**GIVEN INSTRUCTION A**: Copy the records from their first line through the line containing "page-scrollbar[interactable] bbox=[2556, 266, 2576, 1449]", both lines included, with no changes.
### GIVEN TEXT ###
[Date Prev][Date Next][Thread Prev][Thread Next][Date Index][Thread Index]

Re: [Xen-devel] HVM Migration of domU on Qemu-upstream DM causes stuck system clock with ACPI



On Fri, May 31, 2013 at 11:59:22AM +0100, George Dunlap wrote:
> On 31/05/13 11:54, George Dunlap wrote:
> >On 31/05/13 09:34, Diana Crisan wrote:
> >>George,
> >>On 30/05/13 17:06, George Dunlap wrote:
> >>>On 05/30/2013 04:55 PM, Diana Crisan wrote:
> >>>>On 30/05/13 16:26, George Dunlap wrote:
> >>>>>On Tue, May 28, 2013 at 4:06 PM, Diana Crisan <dcrisan@xxxxxxxxxxxx>
> >>>>>wrote:
> >>>>>>Hi,
> >>>>>>
> >>>>>>
> >>>>>>On 26/05/13 09:38, Ian Campbell wrote:
> >>>>>>>On Sat, 2013-05-25 at 11:18 +0100, Alex Bligh wrote:
> >>>>>>>>George,
> >>>>>>>>
> >>>>>>>>--On 24 May 2013 17:16:07 +0100 George Dunlap
> >>>>>>>><George.Dunlap@xxxxxxxxxxxxx>
> >>>>>>>>wrote:
> >>>>>>>>
> >>>>>>>>>>FWIW it's reproducible on every host h/w platform we've tried
> >>>>>>>>>>(a total of 2).
> >>>>>>>>>Do you see the same effects if you do a local-host migrate?
> >>>>>>>>I hadn't even realised that was possible. That would
> >>>>>>>>have made testing
> >>>>>>>>live
> >>>>>>>>migrate easier!
###
**GIVEN INSTRUCTION B**: According to the Xen-devel thread, on how many host hardware platforms has the issue been reproduced?
### EXERCISE INPUT ###
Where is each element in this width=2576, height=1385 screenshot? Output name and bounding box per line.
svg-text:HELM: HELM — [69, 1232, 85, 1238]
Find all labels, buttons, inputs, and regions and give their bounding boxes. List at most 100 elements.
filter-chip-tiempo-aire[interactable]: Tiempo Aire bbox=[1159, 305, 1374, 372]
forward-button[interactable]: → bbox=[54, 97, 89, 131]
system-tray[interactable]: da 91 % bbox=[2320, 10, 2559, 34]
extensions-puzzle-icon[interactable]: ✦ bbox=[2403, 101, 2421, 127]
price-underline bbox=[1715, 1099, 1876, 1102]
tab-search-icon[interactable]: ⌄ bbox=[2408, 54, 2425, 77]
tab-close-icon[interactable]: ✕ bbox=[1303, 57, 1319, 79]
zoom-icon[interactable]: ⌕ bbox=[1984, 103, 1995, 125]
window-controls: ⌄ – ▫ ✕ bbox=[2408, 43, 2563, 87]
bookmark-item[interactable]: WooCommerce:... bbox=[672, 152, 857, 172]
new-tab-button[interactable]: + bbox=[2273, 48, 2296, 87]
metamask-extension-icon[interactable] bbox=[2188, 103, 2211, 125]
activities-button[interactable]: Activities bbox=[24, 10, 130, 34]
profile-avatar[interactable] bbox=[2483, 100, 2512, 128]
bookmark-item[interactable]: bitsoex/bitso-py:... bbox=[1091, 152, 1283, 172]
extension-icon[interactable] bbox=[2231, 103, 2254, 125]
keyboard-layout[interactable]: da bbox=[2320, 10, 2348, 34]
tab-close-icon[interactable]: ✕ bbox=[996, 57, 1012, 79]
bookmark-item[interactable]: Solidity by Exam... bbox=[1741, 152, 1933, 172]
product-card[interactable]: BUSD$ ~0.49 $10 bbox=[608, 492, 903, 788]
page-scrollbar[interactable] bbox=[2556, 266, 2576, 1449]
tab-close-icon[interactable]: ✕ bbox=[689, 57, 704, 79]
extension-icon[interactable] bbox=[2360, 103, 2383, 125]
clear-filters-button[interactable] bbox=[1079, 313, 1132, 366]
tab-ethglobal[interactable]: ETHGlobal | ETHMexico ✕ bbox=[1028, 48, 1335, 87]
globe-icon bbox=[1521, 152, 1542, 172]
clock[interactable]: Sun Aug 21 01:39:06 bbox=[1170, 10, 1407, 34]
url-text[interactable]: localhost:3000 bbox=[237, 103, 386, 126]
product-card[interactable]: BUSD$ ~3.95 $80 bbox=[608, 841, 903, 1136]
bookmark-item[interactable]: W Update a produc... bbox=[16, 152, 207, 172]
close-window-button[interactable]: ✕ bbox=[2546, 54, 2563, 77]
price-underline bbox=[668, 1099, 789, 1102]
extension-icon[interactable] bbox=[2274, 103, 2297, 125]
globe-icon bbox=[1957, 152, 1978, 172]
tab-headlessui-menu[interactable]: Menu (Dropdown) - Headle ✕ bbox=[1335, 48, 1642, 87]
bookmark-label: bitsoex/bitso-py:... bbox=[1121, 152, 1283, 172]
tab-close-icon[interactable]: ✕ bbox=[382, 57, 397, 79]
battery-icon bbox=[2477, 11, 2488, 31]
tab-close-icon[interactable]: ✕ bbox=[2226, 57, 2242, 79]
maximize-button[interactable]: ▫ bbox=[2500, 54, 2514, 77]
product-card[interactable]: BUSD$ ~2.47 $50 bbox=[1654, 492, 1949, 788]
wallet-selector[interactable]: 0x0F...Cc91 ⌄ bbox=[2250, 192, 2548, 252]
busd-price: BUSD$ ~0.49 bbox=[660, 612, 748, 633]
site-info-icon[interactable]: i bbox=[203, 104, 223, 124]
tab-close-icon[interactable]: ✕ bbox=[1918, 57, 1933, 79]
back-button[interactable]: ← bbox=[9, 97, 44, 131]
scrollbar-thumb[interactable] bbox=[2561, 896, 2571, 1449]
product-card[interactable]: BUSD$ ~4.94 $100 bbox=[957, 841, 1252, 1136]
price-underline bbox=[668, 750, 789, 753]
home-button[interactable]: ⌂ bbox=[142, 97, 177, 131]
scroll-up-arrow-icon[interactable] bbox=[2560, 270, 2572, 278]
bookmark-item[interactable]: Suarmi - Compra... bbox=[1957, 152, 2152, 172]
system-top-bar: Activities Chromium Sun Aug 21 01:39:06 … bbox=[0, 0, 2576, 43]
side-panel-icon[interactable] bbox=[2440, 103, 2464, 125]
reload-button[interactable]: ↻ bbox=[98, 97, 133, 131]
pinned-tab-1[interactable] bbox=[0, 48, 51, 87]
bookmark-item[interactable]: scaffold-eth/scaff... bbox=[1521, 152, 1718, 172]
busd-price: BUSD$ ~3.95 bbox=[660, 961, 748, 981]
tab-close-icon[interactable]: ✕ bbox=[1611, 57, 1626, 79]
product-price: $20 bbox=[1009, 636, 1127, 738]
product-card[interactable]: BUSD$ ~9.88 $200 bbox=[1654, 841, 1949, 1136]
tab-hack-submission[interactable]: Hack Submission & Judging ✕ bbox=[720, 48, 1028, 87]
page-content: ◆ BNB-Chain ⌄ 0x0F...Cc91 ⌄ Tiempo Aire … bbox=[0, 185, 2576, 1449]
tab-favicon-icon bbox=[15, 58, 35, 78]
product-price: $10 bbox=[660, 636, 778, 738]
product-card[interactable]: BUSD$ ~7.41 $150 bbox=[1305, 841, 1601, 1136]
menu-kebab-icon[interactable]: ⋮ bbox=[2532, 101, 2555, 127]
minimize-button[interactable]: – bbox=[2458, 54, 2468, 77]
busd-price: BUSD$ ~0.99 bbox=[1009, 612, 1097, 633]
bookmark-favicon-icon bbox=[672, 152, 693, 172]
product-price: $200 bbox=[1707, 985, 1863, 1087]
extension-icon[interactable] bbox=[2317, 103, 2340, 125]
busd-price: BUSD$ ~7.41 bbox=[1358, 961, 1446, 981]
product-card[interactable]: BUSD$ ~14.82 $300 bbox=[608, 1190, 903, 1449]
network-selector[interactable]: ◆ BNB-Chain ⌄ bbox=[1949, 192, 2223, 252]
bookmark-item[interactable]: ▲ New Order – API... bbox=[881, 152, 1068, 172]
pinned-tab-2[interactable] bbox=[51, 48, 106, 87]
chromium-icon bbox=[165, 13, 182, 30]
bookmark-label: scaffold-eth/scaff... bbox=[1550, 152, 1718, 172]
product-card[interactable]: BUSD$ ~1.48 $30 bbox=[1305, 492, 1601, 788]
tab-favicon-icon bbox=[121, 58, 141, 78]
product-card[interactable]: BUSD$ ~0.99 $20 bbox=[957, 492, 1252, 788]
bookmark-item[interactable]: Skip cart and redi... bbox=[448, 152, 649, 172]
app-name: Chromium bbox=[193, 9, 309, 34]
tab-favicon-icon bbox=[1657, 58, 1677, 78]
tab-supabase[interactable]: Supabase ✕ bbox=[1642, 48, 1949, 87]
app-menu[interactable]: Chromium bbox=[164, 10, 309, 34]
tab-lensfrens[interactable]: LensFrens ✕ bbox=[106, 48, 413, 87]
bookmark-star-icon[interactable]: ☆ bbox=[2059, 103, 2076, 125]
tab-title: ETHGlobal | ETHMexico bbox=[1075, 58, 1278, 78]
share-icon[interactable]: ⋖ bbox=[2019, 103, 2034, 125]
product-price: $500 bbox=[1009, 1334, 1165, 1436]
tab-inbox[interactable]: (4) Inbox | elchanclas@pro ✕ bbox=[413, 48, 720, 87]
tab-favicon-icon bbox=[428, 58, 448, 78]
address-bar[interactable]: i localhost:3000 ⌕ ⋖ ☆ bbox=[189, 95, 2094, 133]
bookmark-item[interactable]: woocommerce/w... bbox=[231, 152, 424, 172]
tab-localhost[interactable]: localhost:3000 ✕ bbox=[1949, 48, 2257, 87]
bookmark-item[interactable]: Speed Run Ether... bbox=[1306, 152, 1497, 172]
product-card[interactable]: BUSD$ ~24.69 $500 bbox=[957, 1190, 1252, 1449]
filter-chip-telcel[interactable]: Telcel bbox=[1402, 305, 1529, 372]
###
**CORRECT ANSWER A**:
Where is each element in this width=2576, height=1385 screenshot? Output name and bounding box per line.
svg-text:HELM: HELM — [69, 1232, 85, 1238]
Find all labels, buttons, inputs, and regions and give their bounding boxes. List at most 100 elements.
filter-chip-tiempo-aire[interactable]: Tiempo Aire bbox=[1159, 305, 1374, 372]
forward-button[interactable]: → bbox=[54, 97, 89, 131]
system-tray[interactable]: da 91 % bbox=[2320, 10, 2559, 34]
extensions-puzzle-icon[interactable]: ✦ bbox=[2403, 101, 2421, 127]
price-underline bbox=[1715, 1099, 1876, 1102]
tab-search-icon[interactable]: ⌄ bbox=[2408, 54, 2425, 77]
tab-close-icon[interactable]: ✕ bbox=[1303, 57, 1319, 79]
zoom-icon[interactable]: ⌕ bbox=[1984, 103, 1995, 125]
window-controls: ⌄ – ▫ ✕ bbox=[2408, 43, 2563, 87]
bookmark-item[interactable]: WooCommerce:... bbox=[672, 152, 857, 172]
new-tab-button[interactable]: + bbox=[2273, 48, 2296, 87]
metamask-extension-icon[interactable] bbox=[2188, 103, 2211, 125]
activities-button[interactable]: Activities bbox=[24, 10, 130, 34]
profile-avatar[interactable] bbox=[2483, 100, 2512, 128]
bookmark-item[interactable]: bitsoex/bitso-py:... bbox=[1091, 152, 1283, 172]
extension-icon[interactable] bbox=[2231, 103, 2254, 125]
keyboard-layout[interactable]: da bbox=[2320, 10, 2348, 34]
tab-close-icon[interactable]: ✕ bbox=[996, 57, 1012, 79]
bookmark-item[interactable]: Solidity by Exam... bbox=[1741, 152, 1933, 172]
product-card[interactable]: BUSD$ ~0.49 $10 bbox=[608, 492, 903, 788]
page-scrollbar[interactable] bbox=[2556, 266, 2576, 1449]

**CORRECT ANSWER B**: Two